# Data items
┏━━
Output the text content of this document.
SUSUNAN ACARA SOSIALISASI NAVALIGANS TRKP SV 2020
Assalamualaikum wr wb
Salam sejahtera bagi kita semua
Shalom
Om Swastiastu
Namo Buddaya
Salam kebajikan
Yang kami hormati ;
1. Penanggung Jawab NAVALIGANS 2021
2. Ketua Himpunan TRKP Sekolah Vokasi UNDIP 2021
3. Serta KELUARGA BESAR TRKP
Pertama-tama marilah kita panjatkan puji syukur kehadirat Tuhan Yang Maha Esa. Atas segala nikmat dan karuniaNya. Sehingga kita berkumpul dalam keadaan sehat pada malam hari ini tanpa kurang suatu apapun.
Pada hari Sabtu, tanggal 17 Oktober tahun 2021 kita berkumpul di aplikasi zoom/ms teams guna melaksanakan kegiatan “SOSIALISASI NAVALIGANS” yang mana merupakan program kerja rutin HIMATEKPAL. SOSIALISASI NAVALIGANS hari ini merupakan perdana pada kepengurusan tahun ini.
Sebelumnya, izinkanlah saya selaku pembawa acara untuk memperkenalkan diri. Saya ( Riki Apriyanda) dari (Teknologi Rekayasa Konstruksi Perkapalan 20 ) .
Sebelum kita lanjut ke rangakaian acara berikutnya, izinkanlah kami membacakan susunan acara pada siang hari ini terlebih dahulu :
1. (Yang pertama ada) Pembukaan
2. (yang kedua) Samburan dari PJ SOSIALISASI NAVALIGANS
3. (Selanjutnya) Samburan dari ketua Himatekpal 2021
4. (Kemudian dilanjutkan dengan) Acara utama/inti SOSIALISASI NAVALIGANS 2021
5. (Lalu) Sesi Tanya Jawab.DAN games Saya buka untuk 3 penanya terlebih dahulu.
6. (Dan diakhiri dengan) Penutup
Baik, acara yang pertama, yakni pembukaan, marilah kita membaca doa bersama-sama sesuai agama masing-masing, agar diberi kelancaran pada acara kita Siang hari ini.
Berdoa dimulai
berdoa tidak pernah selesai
┗━━
# Exercise goal
Every record above needs to be repeated word for word.

# Solution
Output the text content of this document.
SUSUNAN ACARA SOSIALISASI NAVALIGANS TRKP SV 2020
Assalamualaikum wr wb
Salam sejahtera bagi kita semua
Shalom
Om Swastiastu
Namo Buddaya
Salam kebajikan
Yang kami hormati ;
1. Penanggung Jawab NAVALIGANS 2021
2. Ketua Himpunan TRKP Sekolah Vokasi UNDIP 2021
3. Serta KELUARGA BESAR TRKP
Pertama-tama marilah kita panjatkan puji syukur kehadirat Tuhan Yang Maha Esa. Atas segala nikmat dan karuniaNya. Sehingga kita berkumpul dalam keadaan sehat pada malam hari ini tanpa kurang suatu apapun.
Pada hari Sabtu, tanggal 17 Oktober tahun 2021 kita berkumpul di aplikasi zoom/ms teams guna melaksanakan kegiatan “SOSIALISASI NAVALIGANS” yang mana merupakan program kerja rutin HIMATEKPAL. SOSIALISASI NAVALIGANS hari ini merupakan perdana pada kepengurusan tahun ini.
Sebelumnya, izinkanlah saya selaku pembawa acara untuk memperkenalkan diri. Saya ( Riki Apriyanda) dari (Teknologi Rekayasa Konstruksi Perkapalan 20 ) .
Sebelum kita lanjut ke rangakaian acara berikutnya, izinkanlah kami membacakan susunan acara pada siang hari ini terlebih dahulu :
1. (Yang pertama ada) Pembukaan
2. (yang kedua) Samburan dari PJ SOSIALISASI NAVALIGANS
3. (Selanjutnya) Samburan dari ketua Himatekpal 2021
4. (Kemudian dilanjutkan dengan) Acara utama/inti SOSIALISASI NAVALIGANS 2021
5. (Lalu) Sesi Tanya Jawab.DAN games Saya buka untuk 3 penanya terlebih dahulu.
6. (Dan diakhiri dengan) Penutup
Baik, acara yang pertama, yakni pembukaan, marilah kita membaca doa bersama-sama sesuai agama masing-masing, agar diberi kelancaran pada acara kita Siang hari ini.
Berdoa dimulai
berdoa tidak pernah selesai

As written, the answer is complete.